• **OBJECTIF**: Dans l'extrait sur le putsch d'Alger, indiquez s'il vous plaît qui se trouve à la tête du groupe de sous-officiers d'active.

En l'absence de toute information concrète émanant de nos Chefs et devant l'ambiguïté d’une telle situation, un groupe de sous-officiers d’active, ayant à sa tête un jeune adjudant-chef, s’est déjà réuni dans le bureau du secrétariat de la Compagnie, afin d'entreprendre une démarche auprès de notre Colonel pour obtenir de sa part une position nette vis-à-vis des « Putschistes » d'Alger. Dès le 23 au matin, l'atmosphère se gâte ; les esprits s'échauffent. Confrontés au vide de l'encadrement, nous autres appelés FSNE (français de souche Européenne) sommes de plus en plus inquiets devant la possibilité d'une guerre civile, de se voir coupé de la Métropole, mais craignant surtout que la guerre ne se prolonge et de ce fait retarde indéfiniment « la quille ».

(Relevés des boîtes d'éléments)

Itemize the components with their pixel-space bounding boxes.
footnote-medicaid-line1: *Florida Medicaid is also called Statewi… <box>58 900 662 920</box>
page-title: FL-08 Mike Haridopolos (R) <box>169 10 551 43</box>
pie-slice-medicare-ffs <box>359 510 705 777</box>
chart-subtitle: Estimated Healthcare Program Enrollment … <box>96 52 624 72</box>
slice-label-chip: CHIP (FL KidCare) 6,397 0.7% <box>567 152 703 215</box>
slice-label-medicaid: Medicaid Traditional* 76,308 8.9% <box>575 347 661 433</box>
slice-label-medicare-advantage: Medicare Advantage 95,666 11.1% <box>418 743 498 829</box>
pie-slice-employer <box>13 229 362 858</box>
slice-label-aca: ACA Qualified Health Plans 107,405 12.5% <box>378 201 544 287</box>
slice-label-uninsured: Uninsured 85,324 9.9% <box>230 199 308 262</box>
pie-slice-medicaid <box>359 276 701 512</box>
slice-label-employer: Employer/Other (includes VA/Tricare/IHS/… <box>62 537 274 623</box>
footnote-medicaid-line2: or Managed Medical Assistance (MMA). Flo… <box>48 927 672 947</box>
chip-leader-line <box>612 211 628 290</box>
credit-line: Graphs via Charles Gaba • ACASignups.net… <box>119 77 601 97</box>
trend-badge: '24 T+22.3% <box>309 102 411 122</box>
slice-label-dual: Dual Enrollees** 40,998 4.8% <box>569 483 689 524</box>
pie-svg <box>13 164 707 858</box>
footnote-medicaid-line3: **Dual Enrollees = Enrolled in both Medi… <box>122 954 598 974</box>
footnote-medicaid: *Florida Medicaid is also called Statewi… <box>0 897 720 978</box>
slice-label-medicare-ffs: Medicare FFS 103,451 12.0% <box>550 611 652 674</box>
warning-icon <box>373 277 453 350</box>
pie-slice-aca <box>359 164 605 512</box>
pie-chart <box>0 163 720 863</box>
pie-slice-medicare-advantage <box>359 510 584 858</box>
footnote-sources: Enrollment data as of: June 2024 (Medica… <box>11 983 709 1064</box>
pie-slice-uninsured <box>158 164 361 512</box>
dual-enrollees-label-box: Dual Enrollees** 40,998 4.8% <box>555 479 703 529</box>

• **RÉPONSE ATTENDUE**: Un jeune adjudant-chef.